REQUIREMENT:
Could you reproduce the material below line for line, changing nothing?

** START DATA LISTING **

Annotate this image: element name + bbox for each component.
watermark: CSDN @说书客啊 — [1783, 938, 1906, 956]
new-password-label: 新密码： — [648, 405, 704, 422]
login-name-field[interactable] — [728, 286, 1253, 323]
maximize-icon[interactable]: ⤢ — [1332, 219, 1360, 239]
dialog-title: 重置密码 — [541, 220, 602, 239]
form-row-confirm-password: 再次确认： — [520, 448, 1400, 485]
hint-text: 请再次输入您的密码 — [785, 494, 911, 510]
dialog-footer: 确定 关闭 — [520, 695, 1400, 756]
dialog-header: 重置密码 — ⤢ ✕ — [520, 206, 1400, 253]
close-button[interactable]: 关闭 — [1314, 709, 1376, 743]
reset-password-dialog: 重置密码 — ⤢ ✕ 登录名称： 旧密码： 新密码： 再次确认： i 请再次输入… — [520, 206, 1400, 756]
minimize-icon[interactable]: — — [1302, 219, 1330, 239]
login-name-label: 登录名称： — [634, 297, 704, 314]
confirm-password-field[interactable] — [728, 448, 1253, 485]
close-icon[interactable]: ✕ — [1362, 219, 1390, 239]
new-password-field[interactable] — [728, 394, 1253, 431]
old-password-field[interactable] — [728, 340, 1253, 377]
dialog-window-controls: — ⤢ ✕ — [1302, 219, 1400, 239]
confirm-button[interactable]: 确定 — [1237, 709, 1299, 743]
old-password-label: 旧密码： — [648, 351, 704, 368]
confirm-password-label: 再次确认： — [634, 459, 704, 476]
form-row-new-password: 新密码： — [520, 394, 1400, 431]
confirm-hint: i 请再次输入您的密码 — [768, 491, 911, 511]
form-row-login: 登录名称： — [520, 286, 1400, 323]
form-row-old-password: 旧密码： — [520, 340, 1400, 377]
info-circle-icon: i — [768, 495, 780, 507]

** END DATA LISTING **

COMPLETE ANSWER:
Annotate this image: element name + bbox for each component.
watermark: CSDN @说书客啊 — [1783, 938, 1906, 956]
new-password-label: 新密码： — [648, 405, 704, 422]
login-name-field[interactable] — [728, 286, 1253, 323]
maximize-icon[interactable]: ⤢ — [1332, 219, 1360, 239]
dialog-title: 重置密码 — [541, 220, 602, 239]
form-row-confirm-password: 再次确认： — [520, 448, 1400, 485]
hint-text: 请再次输入您的密码 — [785, 494, 911, 510]
dialog-footer: 确定 关闭 — [520, 695, 1400, 756]
dialog-header: 重置密码 — ⤢ ✕ — [520, 206, 1400, 253]
close-button[interactable]: 关闭 — [1314, 709, 1376, 743]
reset-password-dialog: 重置密码 — ⤢ ✕ 登录名称： 旧密码： 新密码： 再次确认： i 请再次输入… — [520, 206, 1400, 756]
minimize-icon[interactable]: — — [1302, 219, 1330, 239]
login-name-label: 登录名称： — [634, 297, 704, 314]
confirm-password-field[interactable] — [728, 448, 1253, 485]
close-icon[interactable]: ✕ — [1362, 219, 1390, 239]
new-password-field[interactable] — [728, 394, 1253, 431]
old-password-field[interactable] — [728, 340, 1253, 377]
dialog-window-controls: — ⤢ ✕ — [1302, 219, 1400, 239]
confirm-button[interactable]: 确定 — [1237, 709, 1299, 743]
old-password-label: 旧密码： — [648, 351, 704, 368]
confirm-password-label: 再次确认： — [634, 459, 704, 476]
form-row-new-password: 新密码： — [520, 394, 1400, 431]
confirm-hint: i 请再次输入您的密码 — [768, 491, 911, 511]
form-row-login: 登录名称： — [520, 286, 1400, 323]
form-row-old-password: 旧密码： — [520, 340, 1400, 377]
info-circle-icon: i — [768, 495, 780, 507]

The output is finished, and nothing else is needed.